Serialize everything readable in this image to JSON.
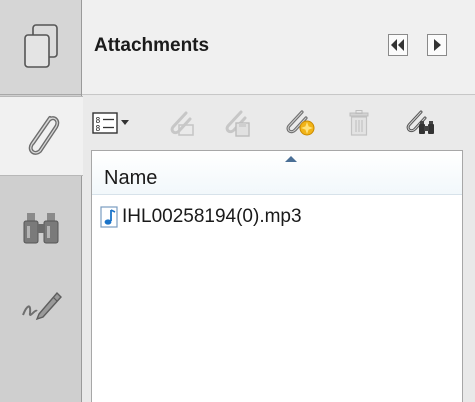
{
  "panel": {
    "title": "Attachments"
  },
  "rail": {
    "items": [
      {
        "name": "pages",
        "icon": "pages-icon"
      },
      {
        "name": "attachments",
        "icon": "paperclip-icon",
        "selected": true
      },
      {
        "name": "search",
        "icon": "binoculars-icon"
      },
      {
        "name": "signatures",
        "icon": "signature-pen-icon"
      }
    ]
  },
  "toolbar": {
    "items": [
      {
        "name": "options",
        "icon": "list-options-icon",
        "enabled": true
      },
      {
        "name": "open",
        "icon": "open-attachment-icon",
        "enabled": false
      },
      {
        "name": "save",
        "icon": "save-attachment-icon",
        "enabled": false
      },
      {
        "name": "add",
        "icon": "add-attachment-icon",
        "enabled": true
      },
      {
        "name": "delete",
        "icon": "trash-icon",
        "enabled": false
      },
      {
        "name": "search",
        "icon": "search-attachments-icon",
        "enabled": true
      }
    ]
  },
  "list": {
    "columns": [
      "Name"
    ],
    "rows": [
      {
        "name": "IHL00258194(0).mp3",
        "icon": "audio-file-icon"
      }
    ]
  },
  "colors": {
    "rail": "#cfcfcf",
    "panel": "#e9e9e9",
    "audio_icon": "#1a73c9",
    "add_star": "#f2b418"
  }
}
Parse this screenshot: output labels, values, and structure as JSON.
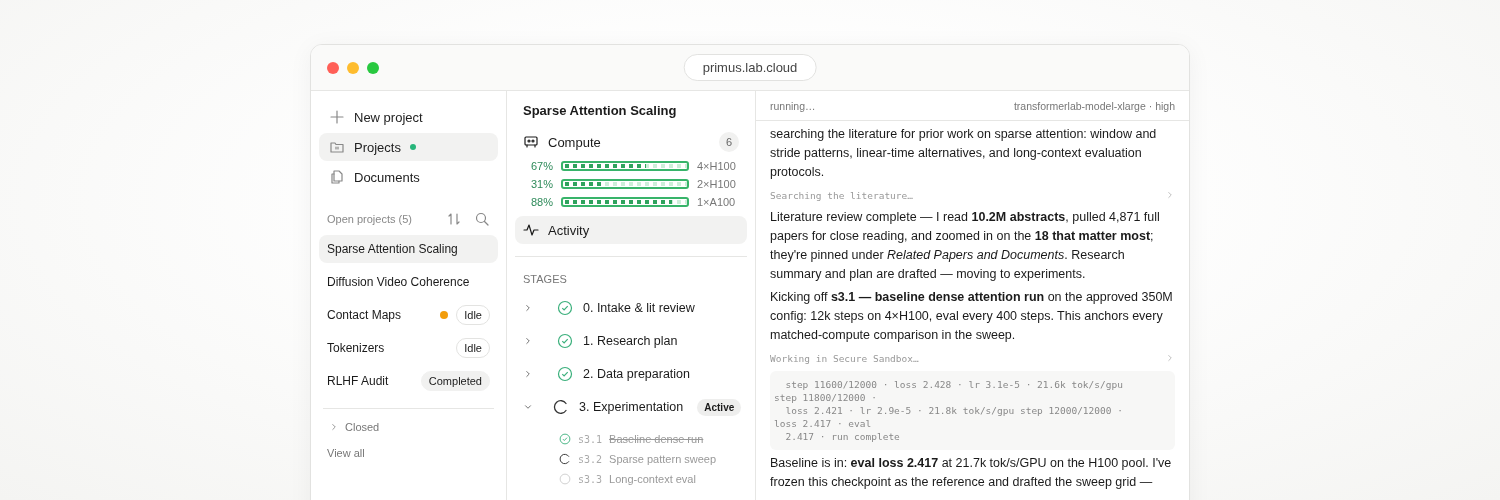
{
  "window": {
    "address": "primus.lab.cloud"
  },
  "sidebar": {
    "nav": [
      {
        "kind": "new",
        "label": "New project",
        "selected": false,
        "dot": false
      },
      {
        "kind": "projects",
        "label": "Projects",
        "selected": true,
        "dot": true
      },
      {
        "kind": "documents",
        "label": "Documents",
        "selected": false,
        "dot": false
      }
    ],
    "open_projects_label": "Open projects (5)",
    "projects": [
      {
        "name": "Sparse Attention Scaling",
        "selected": true
      },
      {
        "name": "Diffusion Video Coherence",
        "selected": false
      },
      {
        "name": "Contact Maps",
        "selected": false,
        "color": "#f29d0c",
        "badge": {
          "label": "Idle",
          "kind": "outline"
        }
      },
      {
        "name": "Tokenizers",
        "selected": false,
        "badge": {
          "label": "Idle",
          "kind": "outline"
        }
      },
      {
        "name": "RLHF Audit",
        "selected": false,
        "badge": {
          "label": "Completed",
          "kind": "filled"
        }
      }
    ],
    "closed": {
      "label": "Closed",
      "expanded": false
    },
    "view_all": "View all"
  },
  "project": {
    "title": "Sparse Attention Scaling",
    "compute": {
      "label": "Compute",
      "count": "6",
      "gpus": [
        {
          "percent": "67%",
          "level": 0.67,
          "name": "4×H100"
        },
        {
          "percent": "31%",
          "level": 0.31,
          "name": "2×H100"
        },
        {
          "percent": "88%",
          "level": 0.88,
          "name": "1×A100"
        }
      ]
    },
    "activity": {
      "label": "Activity",
      "selected": true
    },
    "stages_label": "STAGES",
    "stages": [
      {
        "label": "0. Intake & lit review",
        "kind": "done",
        "expanded": false
      },
      {
        "label": "1. Research plan",
        "kind": "done",
        "expanded": false
      },
      {
        "label": "2. Data preparation",
        "kind": "done",
        "expanded": false
      },
      {
        "label": "3. Experimentation",
        "kind": "running",
        "expanded": true,
        "badge": "Active",
        "children": [
          {
            "id": "s3.1",
            "label": "Baseline dense run",
            "kind": "done"
          },
          {
            "id": "s3.2",
            "label": "Sparse pattern sweep",
            "kind": "running"
          },
          {
            "id": "s3.3",
            "label": "Long-context eval",
            "kind": "pending"
          }
        ]
      }
    ]
  },
  "chat": {
    "status": "running…",
    "model": "transformerlab-model-xlarge · high",
    "messages": [
      {
        "kind": "text",
        "text": "searching the literature for prior work on sparse attention: window and stride patterns, linear-time alternatives, and long-context evaluation protocols."
      },
      {
        "kind": "tool",
        "text": "Searching the literature…"
      },
      {
        "kind": "text",
        "text": "Literature review complete — I read **10.2M abstracts**, pulled 4,871 full papers for close reading, and zoomed in on the **18 that matter most**; they're pinned under *Related Papers and Documents*. Research summary and plan are drafted — moving to experiments."
      },
      {
        "kind": "text",
        "text": "Kicking off **s3.1 — baseline dense attention run** on the approved 350M config: 12k steps on 4×H100, eval every 400 steps. This anchors every matched-compute comparison in the sweep."
      },
      {
        "kind": "tool",
        "text": "Working in Secure Sandbox…"
      },
      {
        "kind": "code",
        "lines": [
          "  step 11600/12000 · loss 2.428 · lr 3.1e-5 · 21.6k tok/s/gpu",
          "step 11800/12000 ·",
          "  loss 2.421 · lr 2.9e-5 · 21.8k tok/s/gpu step 12000/12000 ·",
          "loss 2.417 · eval",
          "  2.417 · run complete"
        ]
      },
      {
        "kind": "text",
        "text": "Baseline is in: **eval loss 2.417** at 21.7k tok/s/GPU on the H100 pool. I've frozen this checkpoint as the reference and drafted the sweep grid —"
      }
    ]
  }
}
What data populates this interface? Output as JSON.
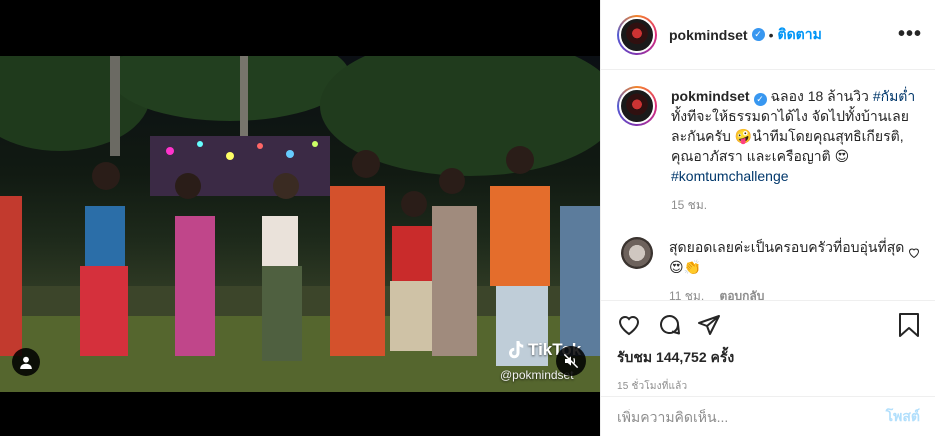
{
  "post": {
    "username": "pokmindset",
    "follow_label": "ติดตาม",
    "dot": "•",
    "more_label": "•••"
  },
  "caption": {
    "username": "pokmindset",
    "text_part1": " ฉลอง 18 ล้านวิว ",
    "hashtag1": "#กัมต่ำ",
    "text_part2": " ทั้งทีจะให้ธรรมดาได้ไง จัดไปทั้งบ้านเลยละกันครับ 🤪นำทีมโดยคุณสุทธิเกียรติ, คุณอาภัสรา และเครือญาติ 😍",
    "hashtag2": "#komtumchallenge",
    "time": "15 ชม."
  },
  "comment": {
    "text": "สุดยอดเลยค่ะเป็นครอบครัวที่อบอุ่นที่สุด😍👏",
    "time": "11 ชม.",
    "reply_label": "ตอบกลับ"
  },
  "stats": {
    "views": "รับชม 144,752 ครั้ง",
    "ago": "15 ชั่วโมงที่แล้ว"
  },
  "composer": {
    "placeholder": "เพิ่มความคิดเห็น...",
    "post_label": "โพสต์"
  },
  "video": {
    "watermark_brand": "TikTok",
    "watermark_user": "@pokmindset"
  },
  "colors": {
    "link": "#0095f6",
    "hashtag": "#00376b",
    "muted": "#8e8e8e",
    "post_disabled": "#b2dffc"
  }
}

━━━━━━━━━━

▶ _Your task_
Copy exactly the lines from the one containing "What data populates" through the final line of the records above, both included, and leave out any pictures.

▶ _Solution below_
What data populates this interface? Output as JSON.
{
  "post": {
    "username": "pokmindset",
    "follow_label": "ติดตาม",
    "dot": "•",
    "more_label": "•••"
  },
  "caption": {
    "username": "pokmindset",
    "text_part1": " ฉลอง 18 ล้านวิว ",
    "hashtag1": "#กัมต่ำ",
    "text_part2": " ทั้งทีจะให้ธรรมดาได้ไง จัดไปทั้งบ้านเลยละกันครับ 🤪นำทีมโดยคุณสุทธิเกียรติ, คุณอาภัสรา และเครือญาติ 😍",
    "hashtag2": "#komtumchallenge",
    "time": "15 ชม."
  },
  "comment": {
    "text": "สุดยอดเลยค่ะเป็นครอบครัวที่อบอุ่นที่สุด😍👏",
    "time": "11 ชม.",
    "reply_label": "ตอบกลับ"
  },
  "stats": {
    "views": "รับชม 144,752 ครั้ง",
    "ago": "15 ชั่วโมงที่แล้ว"
  },
  "composer": {
    "placeholder": "เพิ่มความคิดเห็น...",
    "post_label": "โพสต์"
  },
  "video": {
    "watermark_brand": "TikTok",
    "watermark_user": "@pokmindset"
  },
  "colors": {
    "link": "#0095f6",
    "hashtag": "#00376b",
    "muted": "#8e8e8e",
    "post_disabled": "#b2dffc"
  }
}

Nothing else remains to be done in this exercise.